From the listing below, return each line that includes "text".

* [DATA SHOWN]
· · · ·
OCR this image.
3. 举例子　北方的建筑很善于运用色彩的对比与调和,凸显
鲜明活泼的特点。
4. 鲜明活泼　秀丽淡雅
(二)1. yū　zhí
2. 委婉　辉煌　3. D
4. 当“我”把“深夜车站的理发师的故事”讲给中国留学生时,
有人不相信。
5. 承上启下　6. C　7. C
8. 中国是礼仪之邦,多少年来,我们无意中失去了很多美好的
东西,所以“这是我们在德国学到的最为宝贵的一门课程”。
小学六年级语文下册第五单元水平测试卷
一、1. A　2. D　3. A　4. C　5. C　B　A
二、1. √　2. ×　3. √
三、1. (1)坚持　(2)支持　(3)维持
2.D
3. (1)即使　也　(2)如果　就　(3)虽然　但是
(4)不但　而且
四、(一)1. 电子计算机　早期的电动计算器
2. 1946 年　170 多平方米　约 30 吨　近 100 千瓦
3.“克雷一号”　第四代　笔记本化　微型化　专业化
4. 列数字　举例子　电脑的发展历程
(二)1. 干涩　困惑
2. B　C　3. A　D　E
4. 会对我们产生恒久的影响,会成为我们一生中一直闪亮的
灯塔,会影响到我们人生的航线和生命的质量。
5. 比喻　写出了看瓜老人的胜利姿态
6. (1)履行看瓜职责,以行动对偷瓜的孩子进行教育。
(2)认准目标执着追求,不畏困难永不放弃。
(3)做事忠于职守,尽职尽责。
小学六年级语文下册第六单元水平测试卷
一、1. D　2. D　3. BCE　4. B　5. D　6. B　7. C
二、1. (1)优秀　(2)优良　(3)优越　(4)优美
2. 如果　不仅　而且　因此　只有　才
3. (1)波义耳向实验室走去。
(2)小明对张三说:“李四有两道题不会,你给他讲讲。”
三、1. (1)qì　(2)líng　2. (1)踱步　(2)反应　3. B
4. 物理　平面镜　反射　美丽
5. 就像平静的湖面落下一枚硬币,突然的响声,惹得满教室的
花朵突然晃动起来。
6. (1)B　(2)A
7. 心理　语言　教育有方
· · · ·
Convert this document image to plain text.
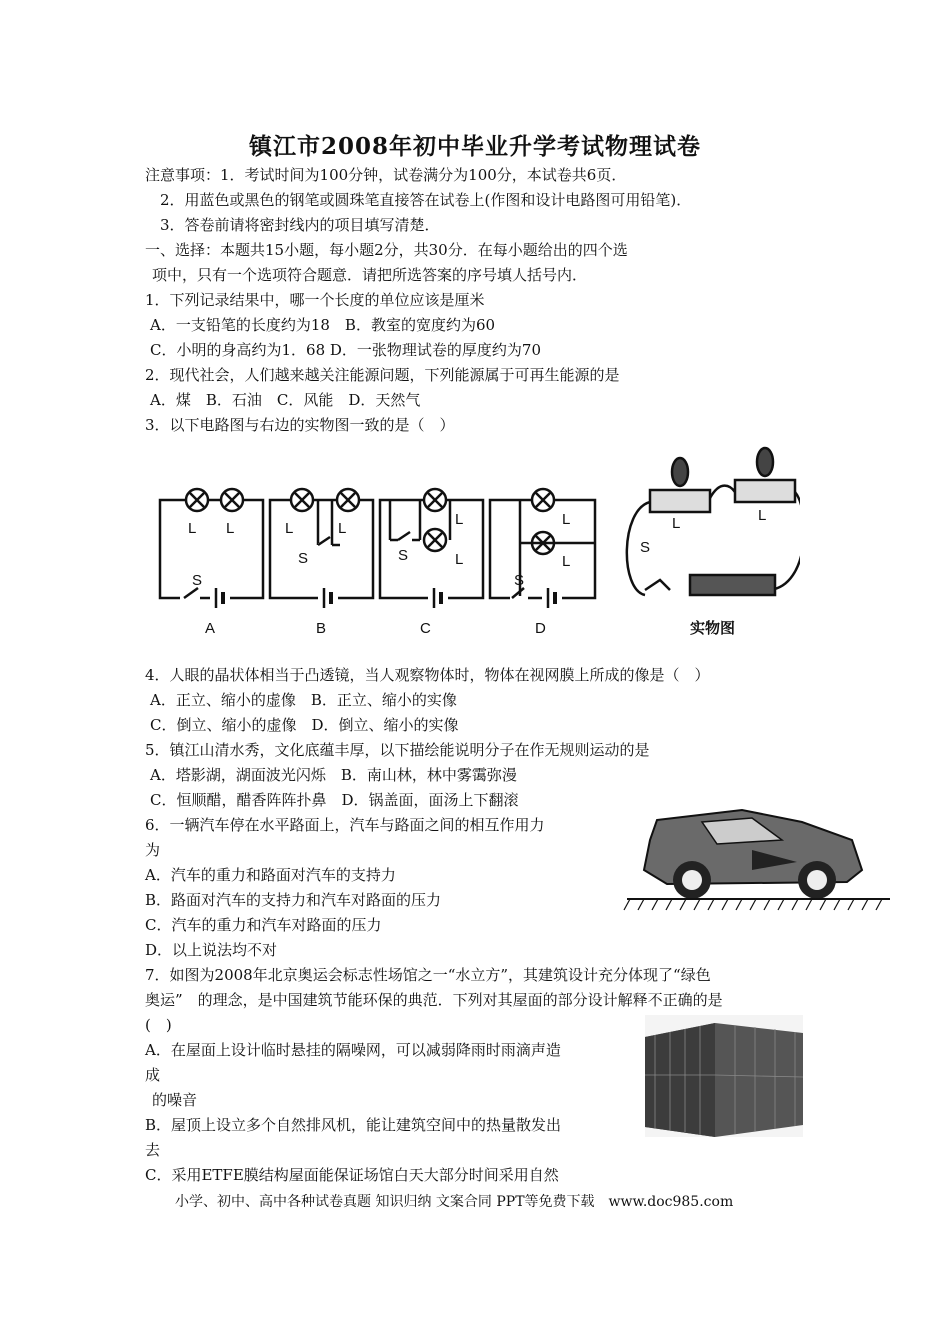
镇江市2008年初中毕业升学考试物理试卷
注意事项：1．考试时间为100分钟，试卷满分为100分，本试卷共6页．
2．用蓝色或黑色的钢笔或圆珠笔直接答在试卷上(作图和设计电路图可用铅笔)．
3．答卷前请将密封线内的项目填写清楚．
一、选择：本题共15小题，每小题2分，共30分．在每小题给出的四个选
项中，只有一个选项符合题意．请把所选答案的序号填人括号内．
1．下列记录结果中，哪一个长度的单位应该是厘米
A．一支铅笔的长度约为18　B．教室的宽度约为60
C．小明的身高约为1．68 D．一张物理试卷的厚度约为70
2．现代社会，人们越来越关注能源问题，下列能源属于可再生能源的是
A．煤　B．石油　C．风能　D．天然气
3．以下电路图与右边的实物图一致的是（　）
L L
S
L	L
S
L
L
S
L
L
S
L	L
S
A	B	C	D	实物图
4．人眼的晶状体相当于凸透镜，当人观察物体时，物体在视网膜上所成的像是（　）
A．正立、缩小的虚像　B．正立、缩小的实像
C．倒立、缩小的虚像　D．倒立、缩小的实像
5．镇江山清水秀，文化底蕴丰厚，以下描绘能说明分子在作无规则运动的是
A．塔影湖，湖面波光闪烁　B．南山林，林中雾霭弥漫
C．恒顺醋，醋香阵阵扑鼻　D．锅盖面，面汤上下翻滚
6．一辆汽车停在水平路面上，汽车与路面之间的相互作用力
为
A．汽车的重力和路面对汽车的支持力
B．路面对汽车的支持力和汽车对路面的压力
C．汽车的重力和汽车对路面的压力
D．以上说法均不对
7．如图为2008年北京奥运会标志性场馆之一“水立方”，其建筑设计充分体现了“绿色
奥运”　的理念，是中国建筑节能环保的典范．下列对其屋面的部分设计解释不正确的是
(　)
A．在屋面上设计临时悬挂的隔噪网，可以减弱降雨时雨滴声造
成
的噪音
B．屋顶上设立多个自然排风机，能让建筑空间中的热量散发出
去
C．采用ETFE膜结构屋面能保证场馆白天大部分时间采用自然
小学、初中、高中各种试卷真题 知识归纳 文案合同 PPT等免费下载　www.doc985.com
· · · ·
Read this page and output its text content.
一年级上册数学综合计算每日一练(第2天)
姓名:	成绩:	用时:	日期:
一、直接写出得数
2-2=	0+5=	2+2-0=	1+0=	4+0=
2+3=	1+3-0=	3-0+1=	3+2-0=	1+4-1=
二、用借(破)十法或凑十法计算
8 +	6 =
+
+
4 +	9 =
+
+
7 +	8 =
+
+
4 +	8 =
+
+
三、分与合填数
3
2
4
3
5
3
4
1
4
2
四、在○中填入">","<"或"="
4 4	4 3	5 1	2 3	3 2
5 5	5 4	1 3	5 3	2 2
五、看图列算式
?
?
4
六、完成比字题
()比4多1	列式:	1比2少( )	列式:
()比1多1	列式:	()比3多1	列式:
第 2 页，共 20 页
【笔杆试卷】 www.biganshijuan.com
· · · ·
* [ANSWER BELOW]
Convert this document image to plain text.
Read this page and output its text content.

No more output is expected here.